[Stated problem A] Decide whether each statement below agrees with the forum post about building a 951 motor, answering yes or no and quoting the words of the post that decide it: (i) The writer cleaned the gasket surfaces with a knife or scraper. (ii) Threebond 1211 sealed the writer's case perfectly on the first attempt. (iii) Cleaning everything took the writer a whole evening.

[Supplied text]
** begin **

Never rebuilt one, but from what I hear the 951 isn't a motor that likes to be built on a bench. You really can't beat a 2 year no fault warranty. That's worth 1000$ to me
 
I just built my 951 carbed. (same idea with internals, but slightly different parts) The hardest part is cleaning and prepping the gasket surfaces. It took me a whole evening (4:30-10 (with supper break) just to clean everything. I used an angle die grinder with the 3M gasket surface prep pads. They looked brand new when done. Thats the only way to do it IMO. A knife or scraper gouges the surface and are prone to leaks.

As for aligning the crank/ counterbalance, its just 2 gears. I would say the hardest part is manipulating the crank and getting the internal crank seals in their slots without pinching or tearing them. Racerxx suggested I use Threebond 1211. Fantastic stuff. Sealed my case perfectly the first time. Then drop the base gasket on. Install pistons. (all easy) Then it helps to have 2 people to wrestle the cylinders over the pistons. One of the hardest motors i've worked on. Just as you get one in, the other pops out or you catch a ring so go slow and be careful. Put the studs in and play with those stupid O-rings. Then toss the head/headgasket on. Torque it down evenly, and you're set.

** end **

[Information supplied]
** begin **

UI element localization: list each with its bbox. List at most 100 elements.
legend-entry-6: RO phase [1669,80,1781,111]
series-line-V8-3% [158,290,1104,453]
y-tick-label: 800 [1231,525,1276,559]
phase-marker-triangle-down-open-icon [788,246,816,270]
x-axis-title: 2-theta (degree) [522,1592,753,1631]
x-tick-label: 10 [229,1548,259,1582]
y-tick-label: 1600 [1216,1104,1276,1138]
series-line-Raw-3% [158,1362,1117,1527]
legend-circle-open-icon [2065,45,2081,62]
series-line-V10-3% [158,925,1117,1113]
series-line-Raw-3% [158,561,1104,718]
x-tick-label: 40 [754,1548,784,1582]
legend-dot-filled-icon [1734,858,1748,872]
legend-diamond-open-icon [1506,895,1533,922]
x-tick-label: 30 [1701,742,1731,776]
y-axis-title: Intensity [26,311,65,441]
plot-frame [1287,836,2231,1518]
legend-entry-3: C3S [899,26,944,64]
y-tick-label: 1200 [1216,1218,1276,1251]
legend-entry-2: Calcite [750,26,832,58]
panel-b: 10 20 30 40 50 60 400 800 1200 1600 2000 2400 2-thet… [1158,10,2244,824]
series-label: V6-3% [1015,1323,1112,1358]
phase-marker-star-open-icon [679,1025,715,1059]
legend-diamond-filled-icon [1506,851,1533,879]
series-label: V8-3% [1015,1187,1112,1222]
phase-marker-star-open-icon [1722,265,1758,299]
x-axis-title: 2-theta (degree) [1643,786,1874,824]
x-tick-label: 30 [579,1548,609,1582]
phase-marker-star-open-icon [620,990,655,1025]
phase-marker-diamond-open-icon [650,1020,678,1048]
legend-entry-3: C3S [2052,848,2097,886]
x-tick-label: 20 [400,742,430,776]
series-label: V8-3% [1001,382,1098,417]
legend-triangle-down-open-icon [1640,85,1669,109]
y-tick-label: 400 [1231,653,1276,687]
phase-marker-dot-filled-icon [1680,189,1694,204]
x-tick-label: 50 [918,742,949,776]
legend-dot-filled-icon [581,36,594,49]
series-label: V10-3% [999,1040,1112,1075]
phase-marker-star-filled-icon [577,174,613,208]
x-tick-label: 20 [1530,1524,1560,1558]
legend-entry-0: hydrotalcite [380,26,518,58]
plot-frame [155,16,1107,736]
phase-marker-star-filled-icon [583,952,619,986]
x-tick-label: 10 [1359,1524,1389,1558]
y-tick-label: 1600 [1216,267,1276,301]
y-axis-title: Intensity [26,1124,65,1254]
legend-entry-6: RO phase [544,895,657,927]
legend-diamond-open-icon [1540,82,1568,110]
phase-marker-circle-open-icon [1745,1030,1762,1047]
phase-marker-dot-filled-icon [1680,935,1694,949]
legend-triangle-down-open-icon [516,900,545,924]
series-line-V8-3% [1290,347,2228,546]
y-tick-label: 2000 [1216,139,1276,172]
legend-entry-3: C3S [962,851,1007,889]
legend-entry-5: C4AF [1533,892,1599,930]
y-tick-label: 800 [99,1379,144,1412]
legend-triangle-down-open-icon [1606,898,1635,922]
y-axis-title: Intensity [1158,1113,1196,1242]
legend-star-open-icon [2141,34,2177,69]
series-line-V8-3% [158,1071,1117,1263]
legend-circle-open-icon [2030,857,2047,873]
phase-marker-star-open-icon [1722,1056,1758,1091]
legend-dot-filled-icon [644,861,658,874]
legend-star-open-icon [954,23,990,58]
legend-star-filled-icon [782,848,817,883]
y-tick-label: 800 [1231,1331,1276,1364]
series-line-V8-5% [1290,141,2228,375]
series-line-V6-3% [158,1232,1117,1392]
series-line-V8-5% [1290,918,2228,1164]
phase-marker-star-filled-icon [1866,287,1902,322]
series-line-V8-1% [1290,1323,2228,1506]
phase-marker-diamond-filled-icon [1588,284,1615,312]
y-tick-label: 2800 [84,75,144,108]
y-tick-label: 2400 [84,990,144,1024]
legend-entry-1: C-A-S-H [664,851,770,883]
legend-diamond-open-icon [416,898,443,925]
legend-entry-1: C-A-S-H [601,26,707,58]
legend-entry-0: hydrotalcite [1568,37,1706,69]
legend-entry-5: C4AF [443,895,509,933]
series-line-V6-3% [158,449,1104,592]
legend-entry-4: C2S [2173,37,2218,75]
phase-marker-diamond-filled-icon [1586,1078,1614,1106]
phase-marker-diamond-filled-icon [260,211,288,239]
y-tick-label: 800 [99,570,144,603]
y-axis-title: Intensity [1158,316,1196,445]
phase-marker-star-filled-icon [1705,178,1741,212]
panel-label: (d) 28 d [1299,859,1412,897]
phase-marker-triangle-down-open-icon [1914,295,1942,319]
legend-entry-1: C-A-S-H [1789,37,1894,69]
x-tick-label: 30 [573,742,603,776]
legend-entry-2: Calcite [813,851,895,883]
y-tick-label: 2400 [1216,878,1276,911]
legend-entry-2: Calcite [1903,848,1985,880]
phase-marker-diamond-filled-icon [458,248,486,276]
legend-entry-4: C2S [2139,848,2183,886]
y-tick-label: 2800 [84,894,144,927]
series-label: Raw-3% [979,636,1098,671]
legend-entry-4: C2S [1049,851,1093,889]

** end **

[Stated problem B] Echo the lines of the listing, starting with its first line and going on through the line that contains "panel-b: 10 20", with both of those lines included and nothing else.

[Written response A]
(i) No: "I used an angle die grinder with the 3M gasket surface prep pads."
(ii) Yes: "Sealed my case perfectly the first time."
(iii) Yes: "It took me a whole evening"

[Written response B]
UI element localization: list each with its bbox. List at most 100 elements.
legend-entry-6: RO phase [1669,80,1781,111]
series-line-V8-3% [158,290,1104,453]
y-tick-label: 800 [1231,525,1276,559]
phase-marker-triangle-down-open-icon [788,246,816,270]
x-axis-title: 2-theta (degree) [522,1592,753,1631]
x-tick-label: 10 [229,1548,259,1582]
y-tick-label: 1600 [1216,1104,1276,1138]
series-line-Raw-3% [158,1362,1117,1527]
legend-circle-open-icon [2065,45,2081,62]
series-line-V10-3% [158,925,1117,1113]
series-line-Raw-3% [158,561,1104,718]
x-tick-label: 40 [754,1548,784,1582]
legend-dot-filled-icon [1734,858,1748,872]
legend-diamond-open-icon [1506,895,1533,922]
x-tick-label: 30 [1701,742,1731,776]
y-axis-title: Intensity [26,311,65,441]
plot-frame [1287,836,2231,1518]
legend-entry-3: C3S [899,26,944,64]
y-tick-label: 1200 [1216,1218,1276,1251]
legend-entry-2: Calcite [750,26,832,58]
panel-b: 10 20 30 40 50 60 400 800 1200 1600 2000 2400 2-thet… [1158,10,2244,824]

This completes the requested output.